__What the task asks__. In the data below, find every line that has the string "this", and copy it.

__Provided records__.
'''

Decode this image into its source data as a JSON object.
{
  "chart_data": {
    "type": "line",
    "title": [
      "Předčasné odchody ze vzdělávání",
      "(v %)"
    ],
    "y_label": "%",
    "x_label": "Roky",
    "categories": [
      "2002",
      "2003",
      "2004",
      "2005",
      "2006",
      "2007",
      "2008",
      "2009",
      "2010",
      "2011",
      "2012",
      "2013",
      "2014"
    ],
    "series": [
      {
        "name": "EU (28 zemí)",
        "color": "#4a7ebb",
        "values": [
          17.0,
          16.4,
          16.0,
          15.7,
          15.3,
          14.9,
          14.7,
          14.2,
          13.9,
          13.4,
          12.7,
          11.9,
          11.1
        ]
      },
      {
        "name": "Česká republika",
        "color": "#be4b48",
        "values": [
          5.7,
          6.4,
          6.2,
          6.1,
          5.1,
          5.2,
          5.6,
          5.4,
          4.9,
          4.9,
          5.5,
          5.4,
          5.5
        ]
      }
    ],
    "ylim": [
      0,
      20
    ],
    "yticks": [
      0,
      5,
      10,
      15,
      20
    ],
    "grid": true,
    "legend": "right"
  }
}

'''
'''

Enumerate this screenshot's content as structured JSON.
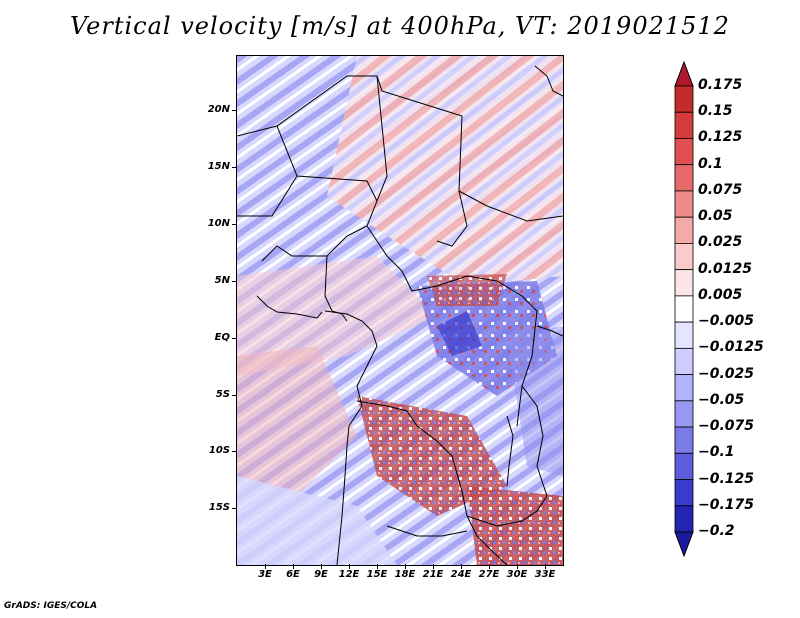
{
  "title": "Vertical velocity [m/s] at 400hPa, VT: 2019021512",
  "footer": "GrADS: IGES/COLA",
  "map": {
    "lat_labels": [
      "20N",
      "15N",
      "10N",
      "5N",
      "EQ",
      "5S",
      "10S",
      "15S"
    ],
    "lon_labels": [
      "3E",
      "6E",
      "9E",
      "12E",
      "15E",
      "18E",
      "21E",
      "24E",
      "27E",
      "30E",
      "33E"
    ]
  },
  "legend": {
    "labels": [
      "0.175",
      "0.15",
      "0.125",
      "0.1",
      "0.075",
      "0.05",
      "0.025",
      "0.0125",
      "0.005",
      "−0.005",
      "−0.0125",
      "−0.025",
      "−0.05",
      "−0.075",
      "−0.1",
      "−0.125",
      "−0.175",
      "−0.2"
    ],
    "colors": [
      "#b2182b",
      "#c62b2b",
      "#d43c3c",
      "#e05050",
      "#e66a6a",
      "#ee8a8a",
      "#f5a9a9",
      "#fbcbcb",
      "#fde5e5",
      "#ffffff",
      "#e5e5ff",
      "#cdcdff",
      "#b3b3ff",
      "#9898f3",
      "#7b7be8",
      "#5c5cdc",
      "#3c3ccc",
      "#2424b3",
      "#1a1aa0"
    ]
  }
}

'''

__Final answer__.
Decode this image into its source data as a JSON object.
Enumerate this screenshot's content as structured JSON.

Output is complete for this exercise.